Quote the records that follow in full, leaving the pictures out.

══ WORKING DATA

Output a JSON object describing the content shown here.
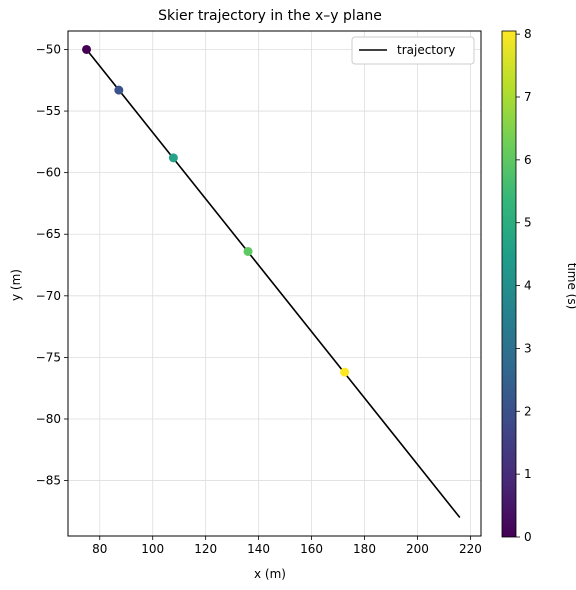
{
  "chart_data": {
    "type": "line",
    "title": "Skier trajectory in the x–y plane",
    "xlabel": "x (m)",
    "ylabel": "y (m)",
    "xlim": [
      68,
      224
    ],
    "ylim": [
      -89.5,
      -48.5
    ],
    "xticks": [
      80,
      100,
      120,
      140,
      160,
      180,
      200,
      220
    ],
    "yticks": [
      -50,
      -55,
      -60,
      -65,
      -70,
      -75,
      -80,
      -85
    ],
    "grid": true,
    "legend_position": "top-right",
    "series": [
      {
        "name": "trajectory",
        "color": "#000000",
        "x": [
          75,
          216
        ],
        "y": [
          -50,
          -88
        ]
      }
    ],
    "markers": [
      {
        "time": 0,
        "x": 75,
        "y": -50,
        "color": "#440154"
      },
      {
        "time": 1.8,
        "x": 87.2,
        "y": -53.3,
        "color": "#3b528b"
      },
      {
        "time": 4.4,
        "x": 107.8,
        "y": -58.8,
        "color": "#26a288"
      },
      {
        "time": 6.4,
        "x": 136.0,
        "y": -66.4,
        "color": "#5ec962"
      },
      {
        "time": 8.05,
        "x": 172.5,
        "y": -76.2,
        "color": "#fde725"
      }
    ],
    "colorbar": {
      "label": "time (s)",
      "min": 0,
      "max": 8.05,
      "ticks": [
        0,
        1,
        2,
        3,
        4,
        5,
        6,
        7,
        8
      ],
      "colormap": [
        "#440154",
        "#482878",
        "#3e4989",
        "#31688e",
        "#26828e",
        "#1f9e89",
        "#35b779",
        "#6ece58",
        "#b5de2b",
        "#fde725"
      ]
    }
  }
}
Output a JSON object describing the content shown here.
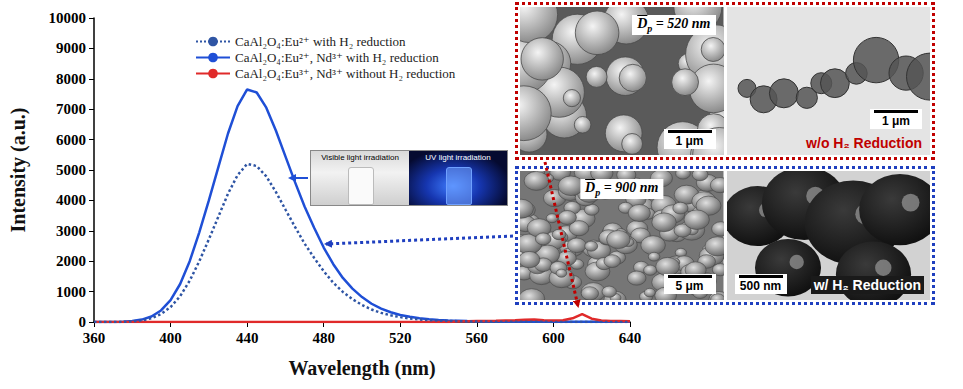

════

• _FINAL ANSWER_:
Output a JSON object describing the content shown here.
{
  "chart_data": {
    "type": "line",
    "title": "Skier trajectory in the x–y plane",
    "xlabel": "x (m)",
    "ylabel": "y (m)",
    "xlim": [
      68,
      224
    ],
    "ylim": [
      -89.5,
      -48.5
    ],
    "xticks": [
      80,
      100,
      120,
      140,
      160,
      180,
      200,
      220
    ],
    "yticks": [
      -50,
      -55,
      -60,
      -65,
      -70,
      -75,
      -80,
      -85
    ],
    "grid": true,
    "legend_position": "top-right",
    "series": [
      {
        "name": "trajectory",
        "color": "#000000",
        "x": [
          75,
          216
        ],
        "y": [
          -50,
          -88
        ]
      }
    ],
    "markers": [
      {
        "time": 0,
        "x": 75,
        "y": -50,
        "color": "#440154"
      },
      {
        "time": 1.8,
        "x": 87.2,
        "y": -53.3,
        "color": "#3b528b"
      },
      {
        "time": 4.4,
        "x": 107.8,
        "y": -58.8,
        "color": "#26a288"
      },
      {
        "time": 6.4,
        "x": 136.0,
        "y": -66.4,
        "color": "#5ec962"
      },
      {
        "time": 8.05,
        "x": 172.5,
        "y": -76.2,
        "color": "#fde725"
      }
    ],
    "colorbar": {
      "label": "time (s)",
      "min": 0,
      "max": 8.05,
      "ticks": [
        0,
        1,
        2,
        3,
        4,
        5,
        6,
        7,
        8
      ],
      "colormap": [
        "#440154",
        "#482878",
        "#3e4989",
        "#31688e",
        "#26828e",
        "#1f9e89",
        "#35b779",
        "#6ece58",
        "#b5de2b",
        "#fde725"
      ]
    }
  }
}
Output a JSON object describing the content shown here.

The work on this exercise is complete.